- **Aim of the exercise**: Write out every line below that includes the word "généralement".
· · · · ·
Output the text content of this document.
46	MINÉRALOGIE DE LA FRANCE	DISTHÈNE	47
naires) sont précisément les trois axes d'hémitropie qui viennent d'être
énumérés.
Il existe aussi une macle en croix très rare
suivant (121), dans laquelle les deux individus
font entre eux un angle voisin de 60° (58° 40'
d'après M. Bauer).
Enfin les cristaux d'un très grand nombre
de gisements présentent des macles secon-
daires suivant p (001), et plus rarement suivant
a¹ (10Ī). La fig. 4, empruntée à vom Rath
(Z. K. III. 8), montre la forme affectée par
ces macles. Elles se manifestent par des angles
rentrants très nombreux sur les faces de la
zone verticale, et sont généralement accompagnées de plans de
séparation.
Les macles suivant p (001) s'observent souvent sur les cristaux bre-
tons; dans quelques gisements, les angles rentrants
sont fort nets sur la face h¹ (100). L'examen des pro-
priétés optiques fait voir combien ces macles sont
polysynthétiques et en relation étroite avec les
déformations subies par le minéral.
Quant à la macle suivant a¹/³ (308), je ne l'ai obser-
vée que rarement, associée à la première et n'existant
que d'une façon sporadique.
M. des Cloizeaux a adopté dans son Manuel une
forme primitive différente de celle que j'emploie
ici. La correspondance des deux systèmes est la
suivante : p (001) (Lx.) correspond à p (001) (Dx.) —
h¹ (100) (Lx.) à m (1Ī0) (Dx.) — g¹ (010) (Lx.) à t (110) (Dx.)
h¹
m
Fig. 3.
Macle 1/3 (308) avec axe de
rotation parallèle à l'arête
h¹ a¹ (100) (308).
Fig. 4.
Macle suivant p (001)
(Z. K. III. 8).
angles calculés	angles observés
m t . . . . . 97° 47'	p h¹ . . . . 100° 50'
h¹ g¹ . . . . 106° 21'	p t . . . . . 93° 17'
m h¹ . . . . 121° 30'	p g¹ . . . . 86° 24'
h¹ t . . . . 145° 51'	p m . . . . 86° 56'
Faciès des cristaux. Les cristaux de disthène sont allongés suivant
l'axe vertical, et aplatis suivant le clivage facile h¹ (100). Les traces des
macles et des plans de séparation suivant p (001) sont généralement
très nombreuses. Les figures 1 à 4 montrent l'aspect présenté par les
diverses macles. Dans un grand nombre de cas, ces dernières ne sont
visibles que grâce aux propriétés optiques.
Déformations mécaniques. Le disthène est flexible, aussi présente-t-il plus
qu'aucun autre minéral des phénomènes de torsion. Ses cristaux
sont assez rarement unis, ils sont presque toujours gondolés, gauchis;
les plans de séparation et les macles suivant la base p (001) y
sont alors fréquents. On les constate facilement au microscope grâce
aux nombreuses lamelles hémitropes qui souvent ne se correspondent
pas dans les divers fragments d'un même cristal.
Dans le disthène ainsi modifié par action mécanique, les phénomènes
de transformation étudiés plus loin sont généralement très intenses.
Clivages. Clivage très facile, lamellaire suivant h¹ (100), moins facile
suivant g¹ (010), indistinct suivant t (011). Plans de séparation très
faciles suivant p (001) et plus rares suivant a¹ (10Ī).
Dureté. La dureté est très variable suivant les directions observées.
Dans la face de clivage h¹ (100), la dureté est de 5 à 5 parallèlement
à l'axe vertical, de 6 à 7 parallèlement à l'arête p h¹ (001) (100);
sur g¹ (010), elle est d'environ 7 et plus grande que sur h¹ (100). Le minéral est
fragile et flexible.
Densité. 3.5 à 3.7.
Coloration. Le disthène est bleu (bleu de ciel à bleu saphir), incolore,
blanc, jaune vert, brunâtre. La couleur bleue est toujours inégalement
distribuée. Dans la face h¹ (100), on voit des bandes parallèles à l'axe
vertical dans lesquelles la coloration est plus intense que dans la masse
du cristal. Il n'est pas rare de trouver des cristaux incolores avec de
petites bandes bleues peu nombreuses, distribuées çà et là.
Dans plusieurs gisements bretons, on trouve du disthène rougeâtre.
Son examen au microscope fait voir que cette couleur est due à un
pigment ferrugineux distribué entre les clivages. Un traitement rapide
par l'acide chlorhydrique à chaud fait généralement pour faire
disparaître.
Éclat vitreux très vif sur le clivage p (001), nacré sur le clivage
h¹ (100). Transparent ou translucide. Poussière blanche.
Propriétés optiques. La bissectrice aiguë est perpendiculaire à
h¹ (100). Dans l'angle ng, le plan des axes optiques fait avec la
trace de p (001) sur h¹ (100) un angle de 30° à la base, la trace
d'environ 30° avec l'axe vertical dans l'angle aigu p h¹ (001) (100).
· · · · ·
- **Written reply**:
zone verticale, et sont généralement accompagnées de plans de
macles et des plans de séparation suivant p (001) sont généralement
de transformation étudiés plus loin sont généralement très intenses.
par l'acide chlorhydrique à chaud fait généralement pour faire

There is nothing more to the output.